Output every line below without omitting or altering anything.

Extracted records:
+ + + + + + +

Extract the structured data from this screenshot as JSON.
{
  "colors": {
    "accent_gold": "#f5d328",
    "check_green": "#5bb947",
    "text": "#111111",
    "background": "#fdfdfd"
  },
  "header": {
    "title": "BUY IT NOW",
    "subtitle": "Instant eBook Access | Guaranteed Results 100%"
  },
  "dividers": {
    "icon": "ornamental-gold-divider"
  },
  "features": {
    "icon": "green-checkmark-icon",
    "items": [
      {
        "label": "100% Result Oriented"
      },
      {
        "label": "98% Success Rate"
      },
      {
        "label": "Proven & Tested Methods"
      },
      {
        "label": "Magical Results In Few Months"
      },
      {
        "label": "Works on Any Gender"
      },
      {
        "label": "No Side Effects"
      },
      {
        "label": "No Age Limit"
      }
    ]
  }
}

+ + + + + + +

> [COMPLETED TASK]:
Extract the structured data from this screenshot as JSON.
{
  "colors": {
    "accent_gold": "#f5d328",
    "check_green": "#5bb947",
    "text": "#111111",
    "background": "#fdfdfd"
  },
  "header": {
    "title": "BUY IT NOW",
    "subtitle": "Instant eBook Access | Guaranteed Results 100%"
  },
  "dividers": {
    "icon": "ornamental-gold-divider"
  },
  "features": {
    "icon": "green-checkmark-icon",
    "items": [
      {
        "label": "100% Result Oriented"
      },
      {
        "label": "98% Success Rate"
      },
      {
        "label": "Proven & Tested Methods"
      },
      {
        "label": "Magical Results In Few Months"
      },
      {
        "label": "Works on Any Gender"
      },
      {
        "label": "No Side Effects"
      },
      {
        "label": "No Age Limit"
      }
    ]
  }
}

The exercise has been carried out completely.